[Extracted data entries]
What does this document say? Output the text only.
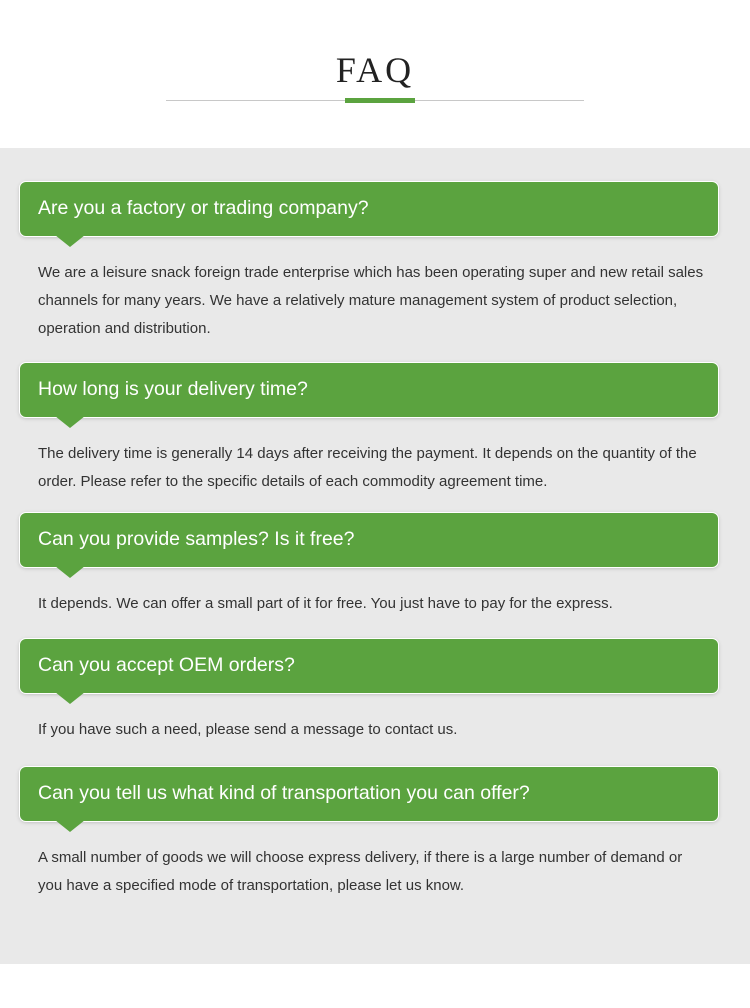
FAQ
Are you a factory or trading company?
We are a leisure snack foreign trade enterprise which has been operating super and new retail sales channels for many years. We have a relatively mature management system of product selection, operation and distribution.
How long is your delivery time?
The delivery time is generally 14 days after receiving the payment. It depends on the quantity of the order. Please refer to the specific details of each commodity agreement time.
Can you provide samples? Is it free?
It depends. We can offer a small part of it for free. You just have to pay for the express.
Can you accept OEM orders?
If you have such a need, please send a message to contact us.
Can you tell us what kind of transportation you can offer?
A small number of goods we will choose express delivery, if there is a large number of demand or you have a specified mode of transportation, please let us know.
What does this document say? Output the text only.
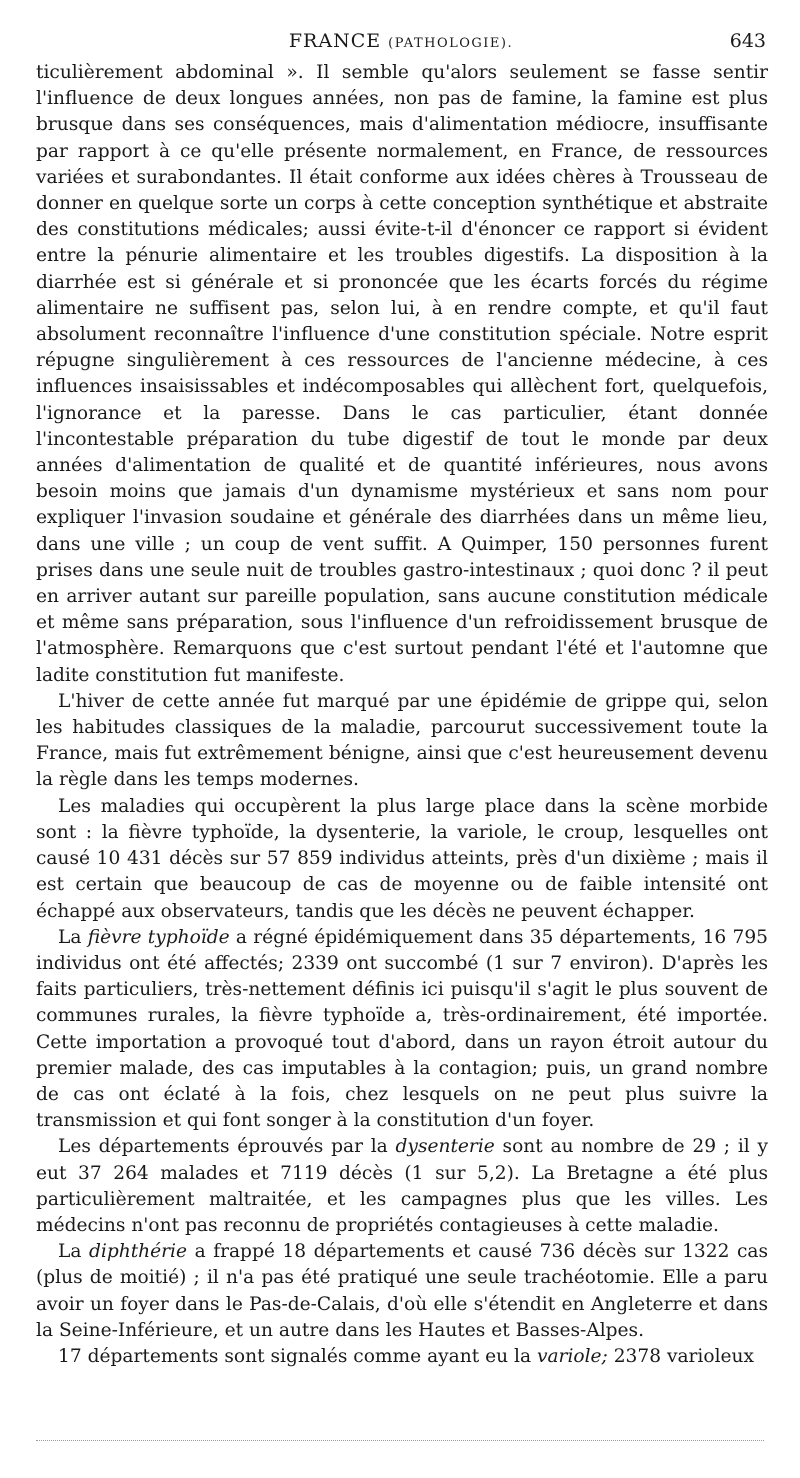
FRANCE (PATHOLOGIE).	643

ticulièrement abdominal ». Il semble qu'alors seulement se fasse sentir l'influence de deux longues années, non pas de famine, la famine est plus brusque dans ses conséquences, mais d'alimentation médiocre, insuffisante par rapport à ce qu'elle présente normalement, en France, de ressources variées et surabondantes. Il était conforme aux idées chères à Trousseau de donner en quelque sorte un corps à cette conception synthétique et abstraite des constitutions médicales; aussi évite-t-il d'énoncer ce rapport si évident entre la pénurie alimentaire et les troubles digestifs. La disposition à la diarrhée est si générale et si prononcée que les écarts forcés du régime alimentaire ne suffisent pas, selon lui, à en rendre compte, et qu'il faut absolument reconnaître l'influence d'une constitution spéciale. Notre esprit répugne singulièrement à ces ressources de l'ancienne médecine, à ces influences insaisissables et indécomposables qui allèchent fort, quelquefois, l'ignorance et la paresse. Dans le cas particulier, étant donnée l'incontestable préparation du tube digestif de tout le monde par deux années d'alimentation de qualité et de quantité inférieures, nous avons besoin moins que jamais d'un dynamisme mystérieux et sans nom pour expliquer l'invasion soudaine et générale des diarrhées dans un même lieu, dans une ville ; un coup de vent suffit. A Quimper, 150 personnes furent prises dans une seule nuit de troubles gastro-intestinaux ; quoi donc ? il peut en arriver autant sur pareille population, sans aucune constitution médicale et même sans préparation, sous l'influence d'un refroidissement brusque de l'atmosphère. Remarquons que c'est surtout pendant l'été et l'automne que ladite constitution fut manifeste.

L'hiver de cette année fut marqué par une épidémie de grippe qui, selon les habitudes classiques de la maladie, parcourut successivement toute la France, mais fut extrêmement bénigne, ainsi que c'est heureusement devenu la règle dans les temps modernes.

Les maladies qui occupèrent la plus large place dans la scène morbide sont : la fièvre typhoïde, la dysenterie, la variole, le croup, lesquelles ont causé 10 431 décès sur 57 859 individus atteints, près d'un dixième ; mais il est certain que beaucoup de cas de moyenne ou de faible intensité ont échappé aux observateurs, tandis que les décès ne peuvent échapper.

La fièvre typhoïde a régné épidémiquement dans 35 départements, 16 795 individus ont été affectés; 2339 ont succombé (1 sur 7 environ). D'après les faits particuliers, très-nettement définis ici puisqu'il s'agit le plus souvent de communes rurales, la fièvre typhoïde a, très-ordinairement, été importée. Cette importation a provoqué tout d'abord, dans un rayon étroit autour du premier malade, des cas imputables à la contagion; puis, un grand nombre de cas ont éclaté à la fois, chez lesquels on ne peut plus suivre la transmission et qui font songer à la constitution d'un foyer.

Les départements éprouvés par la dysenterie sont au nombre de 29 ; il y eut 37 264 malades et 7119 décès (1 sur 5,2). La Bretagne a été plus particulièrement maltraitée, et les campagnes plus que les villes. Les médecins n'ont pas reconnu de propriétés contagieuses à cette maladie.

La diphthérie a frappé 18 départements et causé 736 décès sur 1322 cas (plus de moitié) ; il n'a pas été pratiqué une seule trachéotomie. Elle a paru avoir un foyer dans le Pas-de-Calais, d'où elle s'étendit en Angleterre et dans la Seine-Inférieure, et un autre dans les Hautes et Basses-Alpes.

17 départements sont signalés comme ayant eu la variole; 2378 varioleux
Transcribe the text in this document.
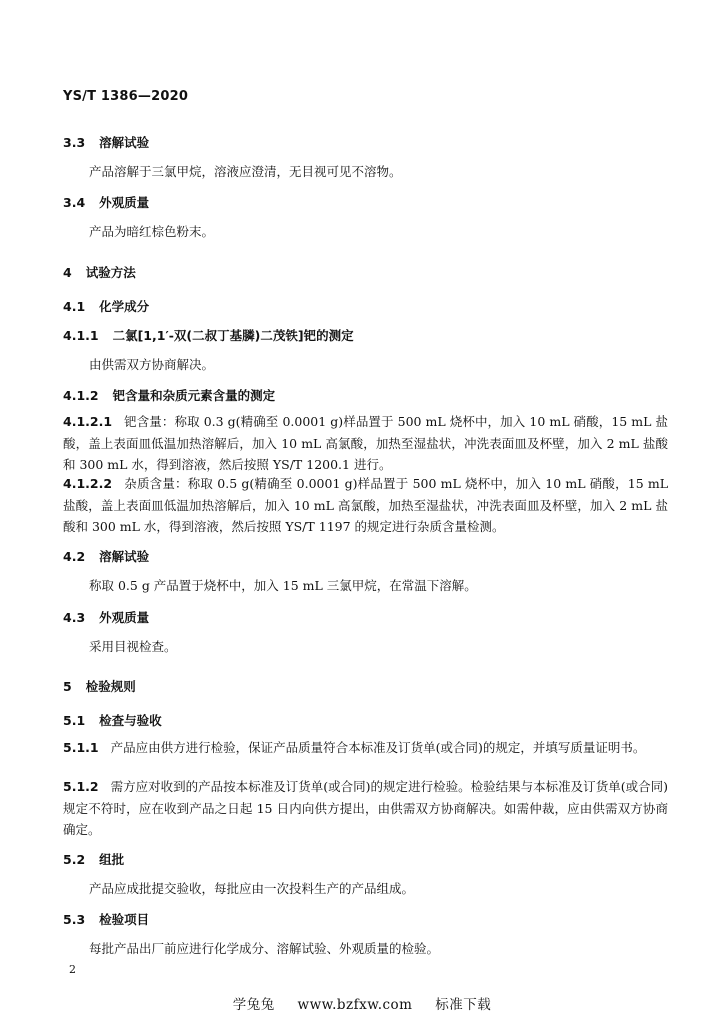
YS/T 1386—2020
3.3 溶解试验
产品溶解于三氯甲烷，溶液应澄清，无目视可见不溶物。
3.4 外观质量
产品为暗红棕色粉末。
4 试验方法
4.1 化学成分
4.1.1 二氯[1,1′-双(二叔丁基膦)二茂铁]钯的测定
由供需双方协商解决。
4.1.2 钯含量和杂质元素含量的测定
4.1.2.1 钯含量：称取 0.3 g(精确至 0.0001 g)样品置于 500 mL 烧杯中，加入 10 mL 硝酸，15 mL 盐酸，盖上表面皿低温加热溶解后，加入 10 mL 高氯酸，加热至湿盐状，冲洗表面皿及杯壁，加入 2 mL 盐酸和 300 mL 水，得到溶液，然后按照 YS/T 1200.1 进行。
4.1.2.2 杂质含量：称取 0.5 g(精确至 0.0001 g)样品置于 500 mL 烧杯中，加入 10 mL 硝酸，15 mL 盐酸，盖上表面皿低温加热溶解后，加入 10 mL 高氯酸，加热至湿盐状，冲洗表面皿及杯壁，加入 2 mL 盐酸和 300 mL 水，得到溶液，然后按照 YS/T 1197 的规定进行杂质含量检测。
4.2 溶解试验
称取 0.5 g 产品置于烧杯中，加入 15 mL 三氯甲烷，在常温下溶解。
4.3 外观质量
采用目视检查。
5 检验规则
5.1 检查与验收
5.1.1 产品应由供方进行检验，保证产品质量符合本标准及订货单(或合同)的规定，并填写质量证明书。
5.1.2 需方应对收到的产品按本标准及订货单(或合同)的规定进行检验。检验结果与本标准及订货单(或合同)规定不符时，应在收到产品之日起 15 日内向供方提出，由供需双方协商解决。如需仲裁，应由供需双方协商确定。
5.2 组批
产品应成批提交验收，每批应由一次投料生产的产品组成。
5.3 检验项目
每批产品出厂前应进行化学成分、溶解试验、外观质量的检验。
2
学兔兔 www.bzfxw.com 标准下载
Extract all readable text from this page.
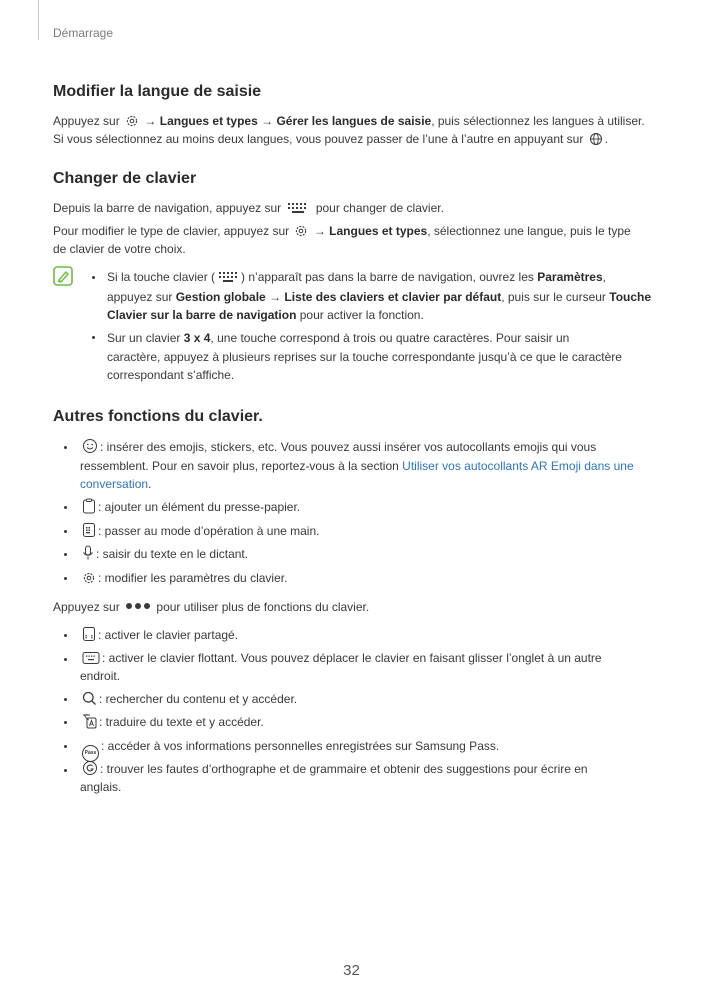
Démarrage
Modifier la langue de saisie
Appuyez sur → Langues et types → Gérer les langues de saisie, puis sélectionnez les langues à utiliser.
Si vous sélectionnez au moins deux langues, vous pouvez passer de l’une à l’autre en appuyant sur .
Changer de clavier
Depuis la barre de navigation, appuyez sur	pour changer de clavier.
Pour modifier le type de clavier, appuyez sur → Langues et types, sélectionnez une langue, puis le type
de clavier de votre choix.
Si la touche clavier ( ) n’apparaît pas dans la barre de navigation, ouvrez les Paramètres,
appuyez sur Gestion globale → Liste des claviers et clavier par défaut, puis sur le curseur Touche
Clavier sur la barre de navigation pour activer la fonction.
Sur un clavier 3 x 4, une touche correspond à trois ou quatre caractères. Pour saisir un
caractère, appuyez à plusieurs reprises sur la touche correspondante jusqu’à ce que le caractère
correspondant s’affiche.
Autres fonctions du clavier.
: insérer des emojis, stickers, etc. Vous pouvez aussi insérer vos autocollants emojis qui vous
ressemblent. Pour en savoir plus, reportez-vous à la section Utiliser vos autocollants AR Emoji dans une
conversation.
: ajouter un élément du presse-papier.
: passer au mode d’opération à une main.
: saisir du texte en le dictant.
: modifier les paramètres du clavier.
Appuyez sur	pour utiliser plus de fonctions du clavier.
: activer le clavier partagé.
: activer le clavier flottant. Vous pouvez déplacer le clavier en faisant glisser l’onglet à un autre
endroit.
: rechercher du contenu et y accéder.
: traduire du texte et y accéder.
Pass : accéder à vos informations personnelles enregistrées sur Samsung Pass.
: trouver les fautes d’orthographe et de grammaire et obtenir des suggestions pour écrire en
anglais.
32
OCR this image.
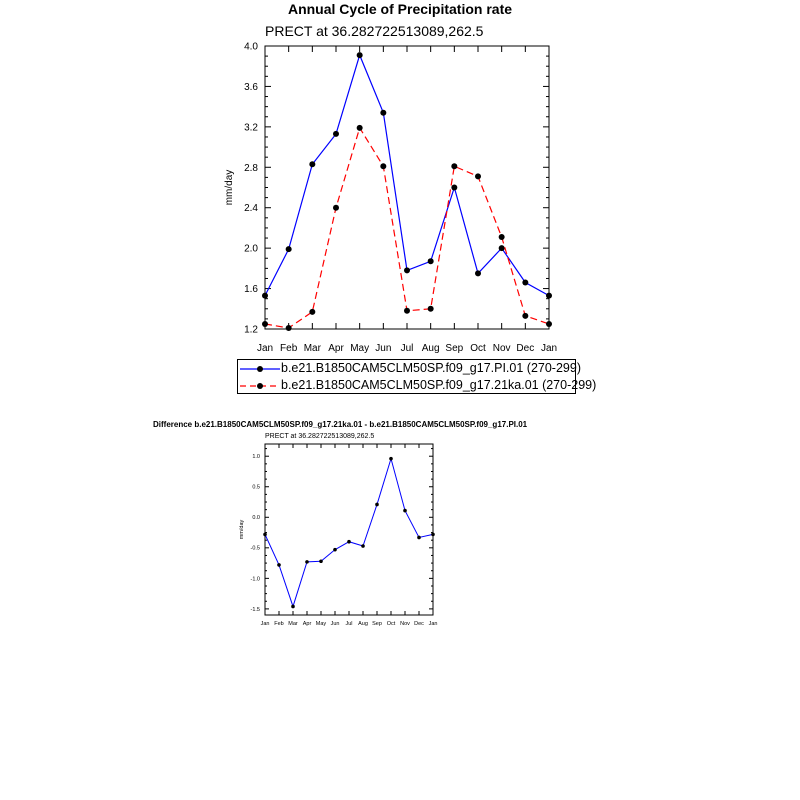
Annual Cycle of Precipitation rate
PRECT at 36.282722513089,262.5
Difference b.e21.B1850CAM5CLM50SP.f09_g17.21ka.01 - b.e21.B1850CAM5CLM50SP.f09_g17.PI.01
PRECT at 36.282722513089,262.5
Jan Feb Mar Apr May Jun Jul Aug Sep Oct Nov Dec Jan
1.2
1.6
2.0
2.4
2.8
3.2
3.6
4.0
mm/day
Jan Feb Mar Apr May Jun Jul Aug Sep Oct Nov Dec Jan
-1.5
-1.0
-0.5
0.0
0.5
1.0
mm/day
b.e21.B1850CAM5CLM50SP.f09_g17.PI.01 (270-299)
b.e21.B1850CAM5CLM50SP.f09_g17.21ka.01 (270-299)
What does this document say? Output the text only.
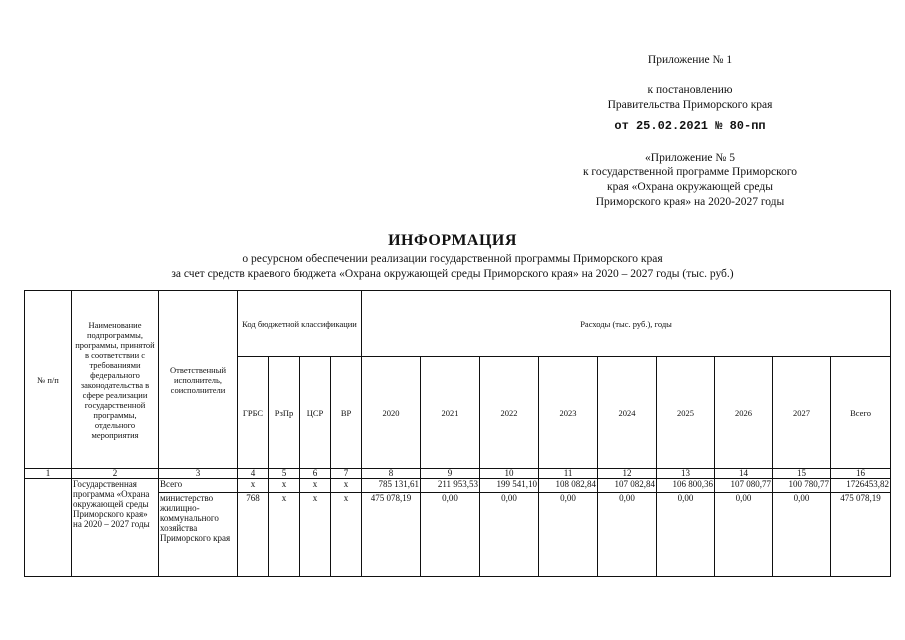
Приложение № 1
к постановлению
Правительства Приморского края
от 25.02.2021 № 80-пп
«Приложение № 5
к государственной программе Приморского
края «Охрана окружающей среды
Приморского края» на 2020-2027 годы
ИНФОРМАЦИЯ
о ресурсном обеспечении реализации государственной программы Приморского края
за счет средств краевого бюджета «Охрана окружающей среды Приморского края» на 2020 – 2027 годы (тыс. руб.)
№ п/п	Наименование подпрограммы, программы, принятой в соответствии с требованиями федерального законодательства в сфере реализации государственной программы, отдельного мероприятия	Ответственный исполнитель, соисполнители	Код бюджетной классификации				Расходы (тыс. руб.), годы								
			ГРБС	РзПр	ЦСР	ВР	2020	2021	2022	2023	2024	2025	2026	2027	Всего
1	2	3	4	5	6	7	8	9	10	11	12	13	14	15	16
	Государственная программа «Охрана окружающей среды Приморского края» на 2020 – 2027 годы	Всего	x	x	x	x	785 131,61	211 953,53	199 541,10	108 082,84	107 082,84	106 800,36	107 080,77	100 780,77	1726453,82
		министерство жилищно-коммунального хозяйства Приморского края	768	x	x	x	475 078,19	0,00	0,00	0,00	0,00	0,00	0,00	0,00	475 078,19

Exercise instructions: List the lines of the records where "passer" occurs.

Completed exercise:
Si vous sélectionnez au moins deux langues, vous pouvez passer de l’une à l’autre en appuyant sur .
: passer au mode d’opération à une main.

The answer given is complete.